GOAL
Look for "конвектора" in each line of the entries, and return the matching lines.

SUPPLIED DATA
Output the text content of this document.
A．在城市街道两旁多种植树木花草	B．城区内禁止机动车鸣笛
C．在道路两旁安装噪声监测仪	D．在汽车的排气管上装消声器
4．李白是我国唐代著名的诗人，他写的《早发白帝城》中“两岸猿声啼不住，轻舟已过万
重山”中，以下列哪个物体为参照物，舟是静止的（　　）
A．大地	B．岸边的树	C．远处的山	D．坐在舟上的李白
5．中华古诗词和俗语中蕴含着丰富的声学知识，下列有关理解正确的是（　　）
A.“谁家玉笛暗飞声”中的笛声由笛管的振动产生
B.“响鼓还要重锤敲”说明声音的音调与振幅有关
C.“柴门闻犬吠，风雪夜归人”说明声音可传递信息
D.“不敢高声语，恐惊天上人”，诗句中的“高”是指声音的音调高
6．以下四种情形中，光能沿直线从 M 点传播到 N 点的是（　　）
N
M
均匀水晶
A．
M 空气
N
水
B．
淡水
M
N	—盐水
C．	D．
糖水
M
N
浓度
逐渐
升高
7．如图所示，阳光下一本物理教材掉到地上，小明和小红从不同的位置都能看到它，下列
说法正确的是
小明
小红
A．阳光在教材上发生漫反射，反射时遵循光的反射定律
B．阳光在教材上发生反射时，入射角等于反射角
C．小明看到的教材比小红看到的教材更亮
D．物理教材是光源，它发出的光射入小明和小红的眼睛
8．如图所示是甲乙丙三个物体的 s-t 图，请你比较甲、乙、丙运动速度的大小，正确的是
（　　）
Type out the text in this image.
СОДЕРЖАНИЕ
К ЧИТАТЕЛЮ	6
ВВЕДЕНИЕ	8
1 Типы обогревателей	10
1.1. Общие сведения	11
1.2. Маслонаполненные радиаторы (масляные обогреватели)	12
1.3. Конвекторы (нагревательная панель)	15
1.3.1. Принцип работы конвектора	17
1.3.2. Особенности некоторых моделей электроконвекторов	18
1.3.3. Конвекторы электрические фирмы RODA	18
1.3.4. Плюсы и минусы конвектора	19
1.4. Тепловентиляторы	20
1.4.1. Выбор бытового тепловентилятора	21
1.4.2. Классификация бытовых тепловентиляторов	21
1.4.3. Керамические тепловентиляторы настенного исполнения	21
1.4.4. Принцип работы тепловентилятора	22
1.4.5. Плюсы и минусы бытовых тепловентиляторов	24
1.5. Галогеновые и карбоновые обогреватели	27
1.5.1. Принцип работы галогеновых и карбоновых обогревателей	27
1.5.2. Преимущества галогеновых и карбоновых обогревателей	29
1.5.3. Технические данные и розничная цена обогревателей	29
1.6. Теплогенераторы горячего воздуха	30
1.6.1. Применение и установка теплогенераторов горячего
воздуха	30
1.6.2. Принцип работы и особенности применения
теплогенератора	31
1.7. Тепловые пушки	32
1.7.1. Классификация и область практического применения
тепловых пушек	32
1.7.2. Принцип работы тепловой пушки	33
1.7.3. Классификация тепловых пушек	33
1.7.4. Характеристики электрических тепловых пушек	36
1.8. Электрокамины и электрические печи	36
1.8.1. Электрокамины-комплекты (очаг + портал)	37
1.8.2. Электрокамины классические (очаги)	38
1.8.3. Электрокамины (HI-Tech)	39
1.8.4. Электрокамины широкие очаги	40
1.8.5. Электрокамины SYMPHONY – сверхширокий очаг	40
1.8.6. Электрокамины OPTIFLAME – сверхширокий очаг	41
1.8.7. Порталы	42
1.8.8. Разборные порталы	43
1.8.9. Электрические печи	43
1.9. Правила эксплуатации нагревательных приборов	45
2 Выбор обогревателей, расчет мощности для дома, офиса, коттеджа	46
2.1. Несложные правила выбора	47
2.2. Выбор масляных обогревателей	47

SOLUTION TO THIS PROBLEM
1.3.1. Принцип работы конвектора	17
1.3.4. Плюсы и минусы конвектора	19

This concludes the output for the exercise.